• **Your task**: All of the material should be reproduced exactly, with pictures left out.

**** Record set ****

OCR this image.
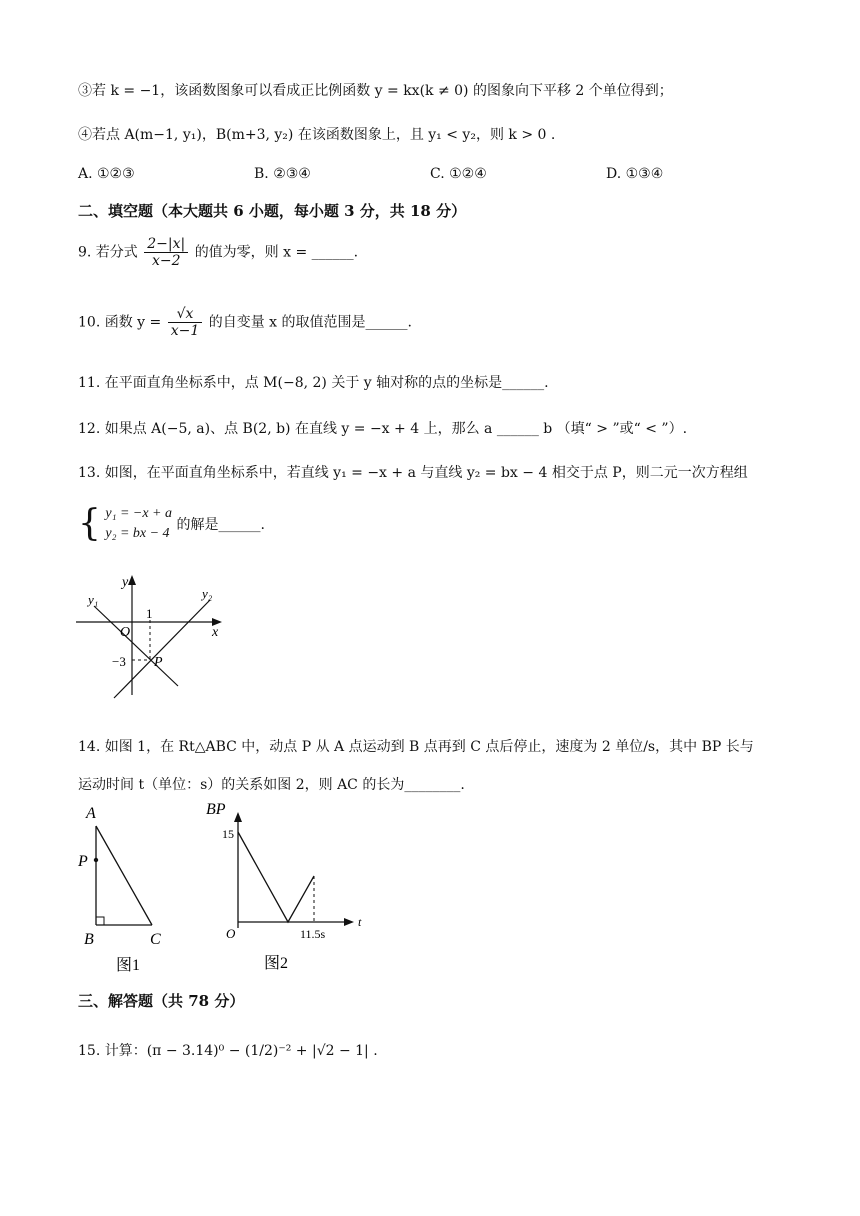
③若 k = −1，该函数图象可以看成正比例函数 y = kx(k ≠ 0) 的图象向下平移 2 个单位得到；
④若点 A(m−1, y₁)，B(m+3, y₂) 在该函数图象上，且 y₁ < y₂，则 k > 0 .
A. ①②③	B. ②③④	C. ①②④	D. ①③④
二、填空题（本大题共 6 小题，每小题 3 分，共 18 分）
9. 若分式 $\frac{2-|x|}{x-2}$ 的值为零，则 x = ______.
10. 函数 $y = \frac{√x}{x-1}$ 的自变量 x 的取值范围是______.
11. 在平面直角坐标系中，点 M(−8, 2) 关于 y 轴对称的点的坐标是______.
12. 如果点 A(−5, a)、点 B(2, b) 在直线 y = −x + 4 上，那么 a ______ b （填“ > ”或“ < ”）.
13. 如图，在平面直角坐标系中，若直线 y₁ = −x + a 与直线 y₂ = bx − 4 相交于点 P，则二元一次方程组
{ y₁ = −x + a
y₂ = bx − 4
的解是______.
y
x
O
y₁	y₂
1
−3 P
14. 如图 1，在 Rt△ABC 中，动点 P 从 A 点运动到 B 点再到 C 点后停止，速度为 2 单位/s，其中 BP 长与
运动时间 t（单位：s）的关系如图 2，则 AC 的长为________.
A
P
B	C
图1
BP
15
O	11.5s
t
图2
三、解答题（共 78 分）
15. 计算：(π − 3.14)⁰ − (1/2)⁻² + |√2 − 1| .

****

• **Reply**:
OCR this image.
③若 k = −1，该函数图象可以看成正比例函数 y = kx(k ≠ 0) 的图象向下平移 2 个单位得到；
④若点 A(m−1, y₁)，B(m+3, y₂) 在该函数图象上，且 y₁ < y₂，则 k > 0 .
A. ①②③	B. ②③④	C. ①②④	D. ①③④
二、填空题（本大题共 6 小题，每小题 3 分，共 18 分）
9. 若分式 $\frac{2-|x|}{x-2}$ 的值为零，则 x = ______.
10. 函数 $y = \frac{√x}{x-1}$ 的自变量 x 的取值范围是______.
11. 在平面直角坐标系中，点 M(−8, 2) 关于 y 轴对称的点的坐标是______.
12. 如果点 A(−5, a)、点 B(2, b) 在直线 y = −x + 4 上，那么 a ______ b （填“ > ”或“ < ”）.
13. 如图，在平面直角坐标系中，若直线 y₁ = −x + a 与直线 y₂ = bx − 4 相交于点 P，则二元一次方程组
{ y₁ = −x + a
y₂ = bx − 4
的解是______.
y
x
O
y₁	y₂
1
−3 P
14. 如图 1，在 Rt△ABC 中，动点 P 从 A 点运动到 B 点再到 C 点后停止，速度为 2 单位/s，其中 BP 长与
运动时间 t（单位：s）的关系如图 2，则 AC 的长为________.
A
P
B	C
图1
BP
15
O	11.5s
t
图2
三、解答题（共 78 分）
15. 计算：(π − 3.14)⁰ − (1/2)⁻² + |√2 − 1| .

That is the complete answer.